= The exercise =
Extract all lines from the data beneath that include the word "ylabel".
-- START OF Working data --
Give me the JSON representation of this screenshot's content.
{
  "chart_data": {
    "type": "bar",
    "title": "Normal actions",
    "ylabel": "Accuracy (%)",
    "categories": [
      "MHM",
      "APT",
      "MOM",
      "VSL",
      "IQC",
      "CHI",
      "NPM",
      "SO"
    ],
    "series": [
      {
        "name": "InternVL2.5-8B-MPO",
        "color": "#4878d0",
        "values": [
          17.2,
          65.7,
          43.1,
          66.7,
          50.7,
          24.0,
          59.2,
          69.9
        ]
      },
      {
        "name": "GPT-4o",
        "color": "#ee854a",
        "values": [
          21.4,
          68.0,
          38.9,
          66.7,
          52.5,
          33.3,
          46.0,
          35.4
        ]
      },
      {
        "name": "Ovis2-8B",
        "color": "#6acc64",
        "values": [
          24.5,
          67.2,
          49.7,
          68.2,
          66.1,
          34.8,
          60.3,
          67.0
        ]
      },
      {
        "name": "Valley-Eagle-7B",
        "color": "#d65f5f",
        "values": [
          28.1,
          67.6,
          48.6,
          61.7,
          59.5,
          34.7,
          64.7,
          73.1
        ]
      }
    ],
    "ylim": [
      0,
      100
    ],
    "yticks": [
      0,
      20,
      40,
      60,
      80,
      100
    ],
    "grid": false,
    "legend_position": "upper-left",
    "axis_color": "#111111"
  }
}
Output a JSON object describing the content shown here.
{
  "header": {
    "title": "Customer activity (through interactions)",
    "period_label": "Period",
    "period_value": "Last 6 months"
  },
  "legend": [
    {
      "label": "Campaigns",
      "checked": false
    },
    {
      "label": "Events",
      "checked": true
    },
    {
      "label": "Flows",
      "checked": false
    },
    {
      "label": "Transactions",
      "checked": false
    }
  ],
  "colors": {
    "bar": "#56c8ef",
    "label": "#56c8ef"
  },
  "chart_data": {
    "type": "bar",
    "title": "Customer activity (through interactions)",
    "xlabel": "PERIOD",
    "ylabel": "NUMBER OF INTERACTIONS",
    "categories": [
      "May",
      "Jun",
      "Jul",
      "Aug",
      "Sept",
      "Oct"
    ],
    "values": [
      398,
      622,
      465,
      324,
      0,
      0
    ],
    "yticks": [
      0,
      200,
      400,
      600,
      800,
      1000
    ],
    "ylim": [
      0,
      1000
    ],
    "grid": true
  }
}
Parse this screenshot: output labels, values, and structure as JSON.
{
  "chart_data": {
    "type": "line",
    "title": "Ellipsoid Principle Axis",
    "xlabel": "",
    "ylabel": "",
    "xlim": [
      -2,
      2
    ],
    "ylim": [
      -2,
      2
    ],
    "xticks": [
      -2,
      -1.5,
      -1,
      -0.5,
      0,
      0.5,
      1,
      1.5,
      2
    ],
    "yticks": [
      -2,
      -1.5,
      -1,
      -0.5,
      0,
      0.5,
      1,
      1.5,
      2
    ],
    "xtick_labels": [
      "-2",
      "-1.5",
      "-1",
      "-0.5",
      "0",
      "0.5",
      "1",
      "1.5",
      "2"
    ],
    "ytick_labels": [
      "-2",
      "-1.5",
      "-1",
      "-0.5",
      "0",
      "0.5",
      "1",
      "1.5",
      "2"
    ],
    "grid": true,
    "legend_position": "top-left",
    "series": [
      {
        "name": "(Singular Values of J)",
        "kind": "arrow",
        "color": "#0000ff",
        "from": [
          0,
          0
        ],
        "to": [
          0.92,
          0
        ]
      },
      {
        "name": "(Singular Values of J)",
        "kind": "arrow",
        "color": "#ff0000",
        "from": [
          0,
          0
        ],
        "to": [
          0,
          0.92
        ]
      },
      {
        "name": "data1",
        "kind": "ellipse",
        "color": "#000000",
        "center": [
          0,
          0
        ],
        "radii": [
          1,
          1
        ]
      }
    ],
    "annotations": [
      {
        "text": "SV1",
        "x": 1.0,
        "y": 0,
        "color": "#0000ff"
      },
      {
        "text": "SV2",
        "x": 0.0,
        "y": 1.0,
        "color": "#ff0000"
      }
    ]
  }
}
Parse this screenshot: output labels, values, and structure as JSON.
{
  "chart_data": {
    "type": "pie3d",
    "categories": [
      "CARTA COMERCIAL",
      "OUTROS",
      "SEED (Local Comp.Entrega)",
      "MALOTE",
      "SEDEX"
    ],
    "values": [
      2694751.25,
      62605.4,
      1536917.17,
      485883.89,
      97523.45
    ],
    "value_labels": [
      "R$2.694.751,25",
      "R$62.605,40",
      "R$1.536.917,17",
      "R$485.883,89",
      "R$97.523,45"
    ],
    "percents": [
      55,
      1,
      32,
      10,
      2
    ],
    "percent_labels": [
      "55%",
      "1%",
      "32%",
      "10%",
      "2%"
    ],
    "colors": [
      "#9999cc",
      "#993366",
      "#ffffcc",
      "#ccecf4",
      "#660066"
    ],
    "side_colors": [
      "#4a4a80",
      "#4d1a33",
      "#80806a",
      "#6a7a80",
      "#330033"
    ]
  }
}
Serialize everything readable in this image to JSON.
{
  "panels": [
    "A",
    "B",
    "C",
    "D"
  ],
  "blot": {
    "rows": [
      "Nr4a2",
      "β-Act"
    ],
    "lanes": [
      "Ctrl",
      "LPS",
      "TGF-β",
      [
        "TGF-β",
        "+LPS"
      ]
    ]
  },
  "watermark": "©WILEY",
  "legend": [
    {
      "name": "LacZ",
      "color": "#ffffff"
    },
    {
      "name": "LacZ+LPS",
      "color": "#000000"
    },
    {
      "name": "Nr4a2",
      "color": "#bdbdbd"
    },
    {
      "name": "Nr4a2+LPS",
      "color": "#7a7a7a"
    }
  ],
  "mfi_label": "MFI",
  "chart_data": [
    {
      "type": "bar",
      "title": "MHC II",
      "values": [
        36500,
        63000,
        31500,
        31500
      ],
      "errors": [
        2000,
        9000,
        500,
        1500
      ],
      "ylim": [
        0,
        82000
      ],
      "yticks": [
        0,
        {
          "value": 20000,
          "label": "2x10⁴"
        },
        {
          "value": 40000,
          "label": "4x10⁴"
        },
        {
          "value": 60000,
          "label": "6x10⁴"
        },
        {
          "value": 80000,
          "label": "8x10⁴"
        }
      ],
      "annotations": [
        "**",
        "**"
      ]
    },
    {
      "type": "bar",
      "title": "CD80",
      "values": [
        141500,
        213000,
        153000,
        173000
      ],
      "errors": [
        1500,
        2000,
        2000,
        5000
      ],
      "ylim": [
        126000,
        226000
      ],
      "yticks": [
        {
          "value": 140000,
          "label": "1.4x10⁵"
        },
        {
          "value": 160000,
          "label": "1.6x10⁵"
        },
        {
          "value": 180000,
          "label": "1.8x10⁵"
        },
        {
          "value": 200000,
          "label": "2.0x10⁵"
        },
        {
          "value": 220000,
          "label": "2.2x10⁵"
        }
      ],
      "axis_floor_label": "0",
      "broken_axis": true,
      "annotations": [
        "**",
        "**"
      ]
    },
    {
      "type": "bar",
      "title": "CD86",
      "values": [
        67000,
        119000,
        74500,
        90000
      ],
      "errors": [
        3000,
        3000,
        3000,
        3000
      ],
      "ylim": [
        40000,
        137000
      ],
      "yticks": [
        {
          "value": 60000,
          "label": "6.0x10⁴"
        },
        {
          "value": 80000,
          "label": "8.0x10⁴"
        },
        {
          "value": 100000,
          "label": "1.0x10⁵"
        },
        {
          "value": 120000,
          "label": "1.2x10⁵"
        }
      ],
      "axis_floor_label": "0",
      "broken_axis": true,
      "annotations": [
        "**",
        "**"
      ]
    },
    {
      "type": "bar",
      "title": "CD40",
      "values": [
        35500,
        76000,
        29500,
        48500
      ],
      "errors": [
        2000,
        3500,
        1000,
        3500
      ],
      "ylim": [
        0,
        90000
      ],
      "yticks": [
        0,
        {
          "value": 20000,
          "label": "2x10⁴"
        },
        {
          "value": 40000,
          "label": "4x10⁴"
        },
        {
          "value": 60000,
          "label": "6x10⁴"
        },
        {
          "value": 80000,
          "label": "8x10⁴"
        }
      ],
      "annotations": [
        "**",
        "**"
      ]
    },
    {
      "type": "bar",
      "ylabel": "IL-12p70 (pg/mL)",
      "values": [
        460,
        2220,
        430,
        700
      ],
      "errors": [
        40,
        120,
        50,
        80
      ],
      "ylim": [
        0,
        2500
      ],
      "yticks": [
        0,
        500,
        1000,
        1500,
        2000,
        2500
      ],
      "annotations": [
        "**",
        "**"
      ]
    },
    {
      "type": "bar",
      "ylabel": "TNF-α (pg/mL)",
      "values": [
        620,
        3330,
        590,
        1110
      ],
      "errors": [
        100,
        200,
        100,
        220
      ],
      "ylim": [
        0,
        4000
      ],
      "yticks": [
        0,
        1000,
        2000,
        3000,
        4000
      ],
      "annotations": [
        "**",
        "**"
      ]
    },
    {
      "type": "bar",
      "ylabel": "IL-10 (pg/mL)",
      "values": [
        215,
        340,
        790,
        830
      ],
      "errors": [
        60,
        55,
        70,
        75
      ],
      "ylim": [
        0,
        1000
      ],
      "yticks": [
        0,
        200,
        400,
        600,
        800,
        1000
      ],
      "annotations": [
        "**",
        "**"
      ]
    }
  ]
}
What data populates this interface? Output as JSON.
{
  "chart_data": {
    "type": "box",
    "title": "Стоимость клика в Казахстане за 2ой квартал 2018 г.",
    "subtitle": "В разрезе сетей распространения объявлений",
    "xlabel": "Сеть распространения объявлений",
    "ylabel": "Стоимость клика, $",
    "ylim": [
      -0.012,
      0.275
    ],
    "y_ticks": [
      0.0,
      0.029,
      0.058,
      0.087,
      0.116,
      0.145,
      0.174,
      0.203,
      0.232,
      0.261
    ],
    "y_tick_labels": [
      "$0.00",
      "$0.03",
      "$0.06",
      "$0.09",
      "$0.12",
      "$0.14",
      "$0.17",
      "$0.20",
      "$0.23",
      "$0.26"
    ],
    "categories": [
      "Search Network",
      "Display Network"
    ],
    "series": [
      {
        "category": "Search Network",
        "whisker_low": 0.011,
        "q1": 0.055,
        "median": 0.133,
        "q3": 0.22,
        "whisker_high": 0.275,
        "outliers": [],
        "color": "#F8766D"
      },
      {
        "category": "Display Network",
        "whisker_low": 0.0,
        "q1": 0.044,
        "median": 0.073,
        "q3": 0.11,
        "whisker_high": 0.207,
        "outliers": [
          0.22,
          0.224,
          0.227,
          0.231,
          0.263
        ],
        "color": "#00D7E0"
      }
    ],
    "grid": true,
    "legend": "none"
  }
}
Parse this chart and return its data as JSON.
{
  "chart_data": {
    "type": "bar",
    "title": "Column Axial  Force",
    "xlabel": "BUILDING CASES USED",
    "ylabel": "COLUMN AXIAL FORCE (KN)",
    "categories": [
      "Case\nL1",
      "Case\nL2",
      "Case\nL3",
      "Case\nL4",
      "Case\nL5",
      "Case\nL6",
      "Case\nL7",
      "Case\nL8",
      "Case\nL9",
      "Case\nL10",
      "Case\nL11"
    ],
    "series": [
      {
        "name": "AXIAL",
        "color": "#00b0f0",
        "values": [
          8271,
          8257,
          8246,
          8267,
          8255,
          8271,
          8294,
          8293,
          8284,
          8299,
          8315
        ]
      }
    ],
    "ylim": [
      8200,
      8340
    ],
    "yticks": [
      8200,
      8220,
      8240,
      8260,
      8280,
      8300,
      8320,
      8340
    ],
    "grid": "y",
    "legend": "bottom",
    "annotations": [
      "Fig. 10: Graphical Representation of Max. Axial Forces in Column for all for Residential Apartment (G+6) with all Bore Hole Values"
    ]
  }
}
-- END OF Working data --
= Answer to the task =
    "ylabel": "Accuracy (%)",
    "ylabel": "NUMBER OF INTERACTIONS",
    "ylabel": "",
      "ylabel": "IL-12p70 (pg/mL)",
      "ylabel": "TNF-α (pg/mL)",
      "ylabel": "IL-10 (pg/mL)",
    "ylabel": "Стоимость клика, $",
    "ylabel": "COLUMN AXIAL FORCE (KN)",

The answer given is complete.